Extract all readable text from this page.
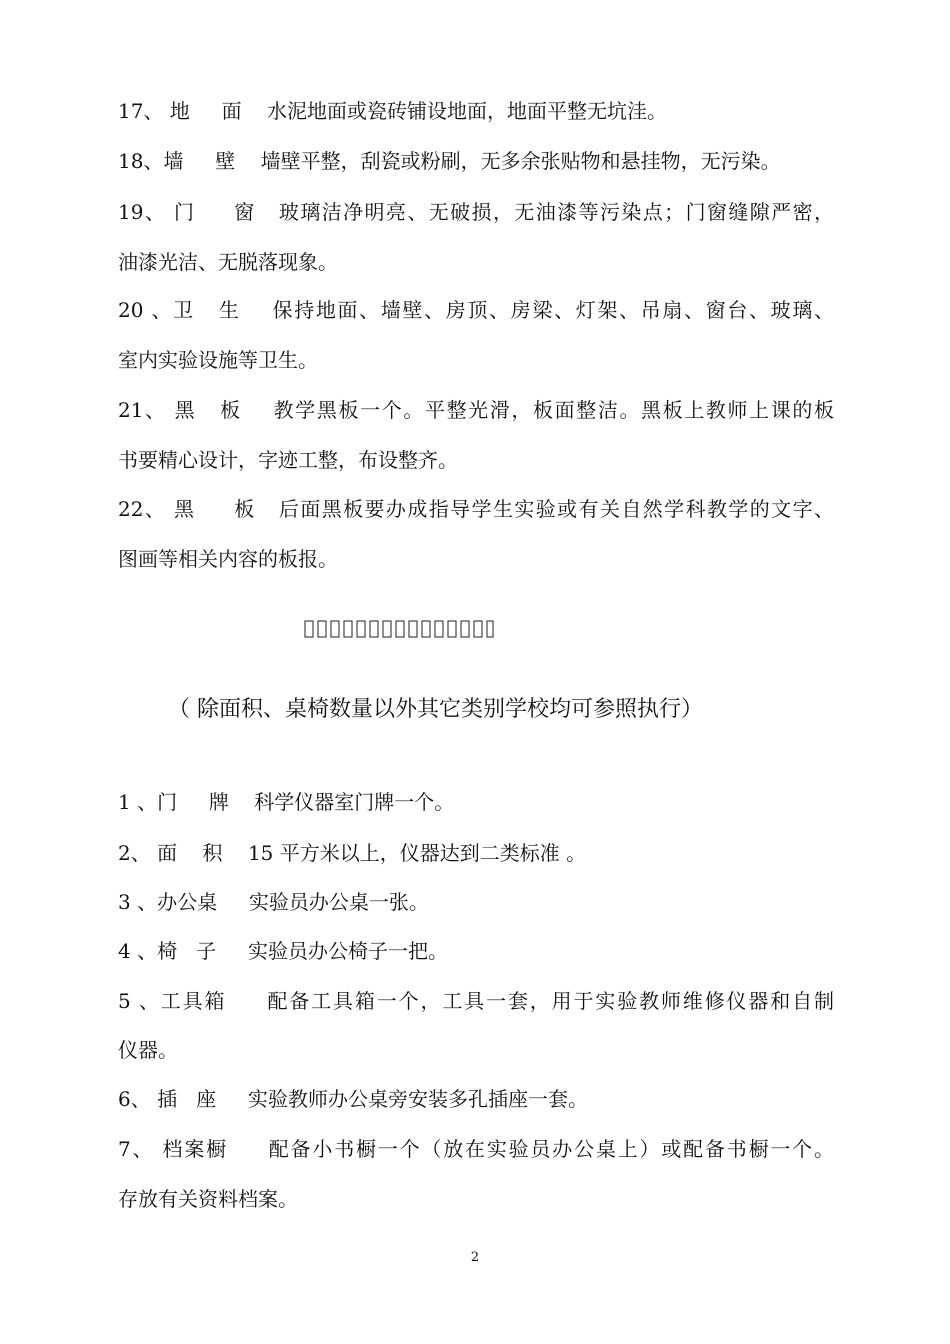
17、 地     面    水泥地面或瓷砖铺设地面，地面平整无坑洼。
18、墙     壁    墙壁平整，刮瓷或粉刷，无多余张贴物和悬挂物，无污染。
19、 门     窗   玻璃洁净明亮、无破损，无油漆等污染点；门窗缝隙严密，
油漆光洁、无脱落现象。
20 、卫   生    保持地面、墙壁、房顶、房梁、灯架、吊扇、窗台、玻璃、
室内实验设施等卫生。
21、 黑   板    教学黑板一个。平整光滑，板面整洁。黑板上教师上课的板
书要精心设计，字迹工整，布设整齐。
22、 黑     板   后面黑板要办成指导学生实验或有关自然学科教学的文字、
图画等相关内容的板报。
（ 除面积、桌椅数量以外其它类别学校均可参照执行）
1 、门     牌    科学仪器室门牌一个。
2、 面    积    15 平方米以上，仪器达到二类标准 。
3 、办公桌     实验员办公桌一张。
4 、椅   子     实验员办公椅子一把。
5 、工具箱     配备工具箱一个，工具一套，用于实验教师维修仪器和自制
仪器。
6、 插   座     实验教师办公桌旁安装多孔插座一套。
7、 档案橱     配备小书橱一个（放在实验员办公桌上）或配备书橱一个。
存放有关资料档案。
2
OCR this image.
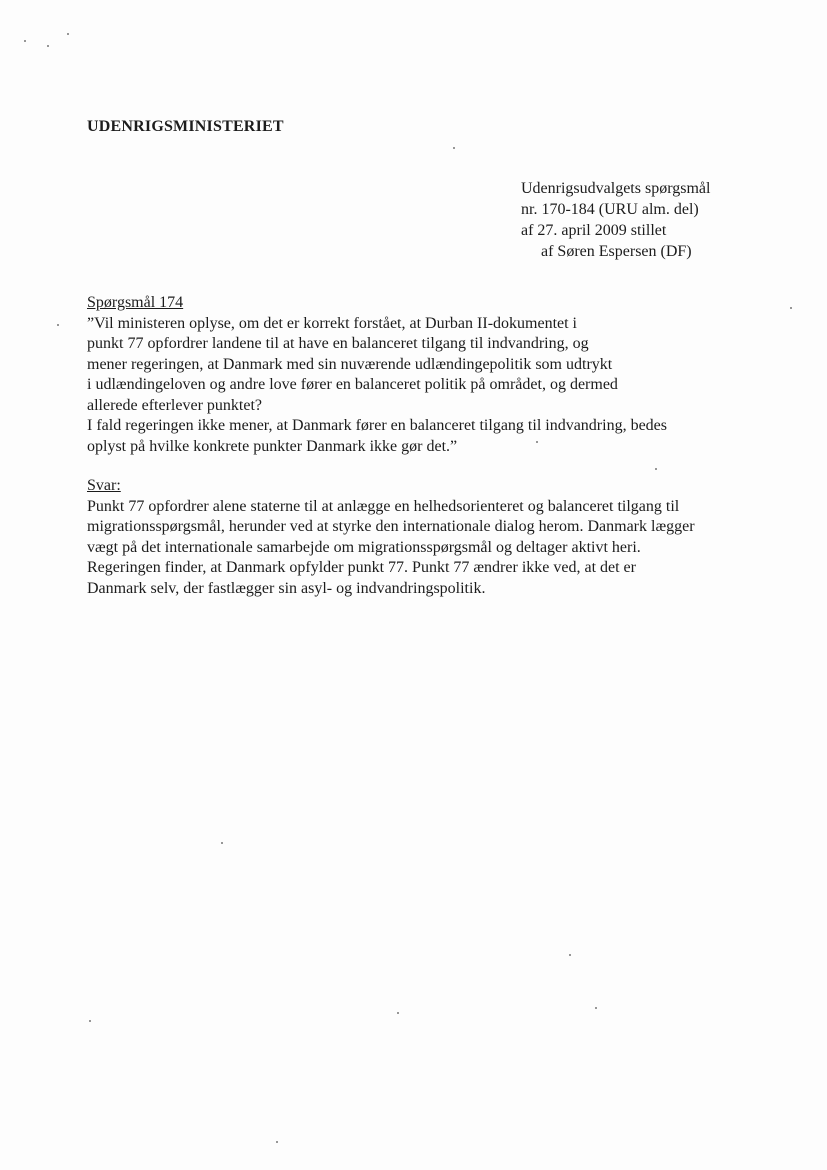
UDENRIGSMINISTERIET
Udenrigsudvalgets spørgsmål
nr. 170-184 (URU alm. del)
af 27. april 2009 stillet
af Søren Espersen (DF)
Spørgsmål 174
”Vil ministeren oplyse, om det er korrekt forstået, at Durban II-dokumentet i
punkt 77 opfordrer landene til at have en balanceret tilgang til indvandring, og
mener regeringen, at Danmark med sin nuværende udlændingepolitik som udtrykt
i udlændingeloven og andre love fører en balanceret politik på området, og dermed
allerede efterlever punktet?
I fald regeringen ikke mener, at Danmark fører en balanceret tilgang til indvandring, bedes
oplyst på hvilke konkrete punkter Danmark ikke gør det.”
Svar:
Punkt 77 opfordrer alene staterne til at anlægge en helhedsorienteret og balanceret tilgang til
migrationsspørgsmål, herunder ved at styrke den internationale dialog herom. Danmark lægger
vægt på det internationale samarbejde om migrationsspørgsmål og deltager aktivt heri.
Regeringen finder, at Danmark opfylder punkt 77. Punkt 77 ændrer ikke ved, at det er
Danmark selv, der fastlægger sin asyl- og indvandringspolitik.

* * *

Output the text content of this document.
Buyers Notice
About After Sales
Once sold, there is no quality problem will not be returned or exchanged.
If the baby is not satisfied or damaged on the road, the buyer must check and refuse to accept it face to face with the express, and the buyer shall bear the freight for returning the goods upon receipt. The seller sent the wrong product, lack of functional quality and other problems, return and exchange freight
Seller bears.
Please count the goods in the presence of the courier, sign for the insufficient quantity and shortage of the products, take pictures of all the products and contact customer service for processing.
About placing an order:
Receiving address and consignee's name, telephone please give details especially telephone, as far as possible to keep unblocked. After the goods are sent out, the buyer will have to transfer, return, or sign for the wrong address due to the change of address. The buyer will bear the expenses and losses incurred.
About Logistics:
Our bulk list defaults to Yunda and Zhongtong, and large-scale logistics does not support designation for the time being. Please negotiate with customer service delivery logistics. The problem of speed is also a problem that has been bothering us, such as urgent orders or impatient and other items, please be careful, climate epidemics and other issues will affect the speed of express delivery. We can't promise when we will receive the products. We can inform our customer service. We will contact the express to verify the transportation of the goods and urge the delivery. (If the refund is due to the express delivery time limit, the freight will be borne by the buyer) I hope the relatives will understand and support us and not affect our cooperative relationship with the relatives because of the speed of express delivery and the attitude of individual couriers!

**Required work**
Pull out every line of the records above that contains the word "goods".

**Answer for the task**
If the baby is not satisfied or damaged on the road, the buyer must check and refuse to accept it face to face with the express, and the buyer shall bear the freight for returning the goods upon receipt. The seller sent the wrong product, lack of functional quality and other problems, return and exchange freight
Please count the goods in the presence of the courier, sign for the insufficient quantity and shortage of the products, take pictures of all the products and contact customer service for processing.
Receiving address and consignee's name, telephone please give details especially telephone, as far as possible to keep unblocked. After the goods are sent out, the buyer will have to transfer, return, or sign for the wrong address due to the change of address. The buyer will bear the expenses and losses incurred.
Our bulk list defaults to Yunda and Zhongtong, and large-scale logistics does not support designation for the time being. Please negotiate with customer service delivery logistics. The problem of speed is also a problem that has been bothering us, such as urgent orders or impatient and other items, please be careful, climate epidemics and other issues will affect the speed of express delivery. We can't promise when we will receive the products. We can inform our customer service. We will contact the express to verify the transportation of the goods and urge the delivery. (If the refund is due to the express delivery time limit, the freight will be borne by the buyer) I hope the relatives will understand and support us and not affect our cooperative relationship with the relatives because of the speed of express delivery and the attitude of individual couriers!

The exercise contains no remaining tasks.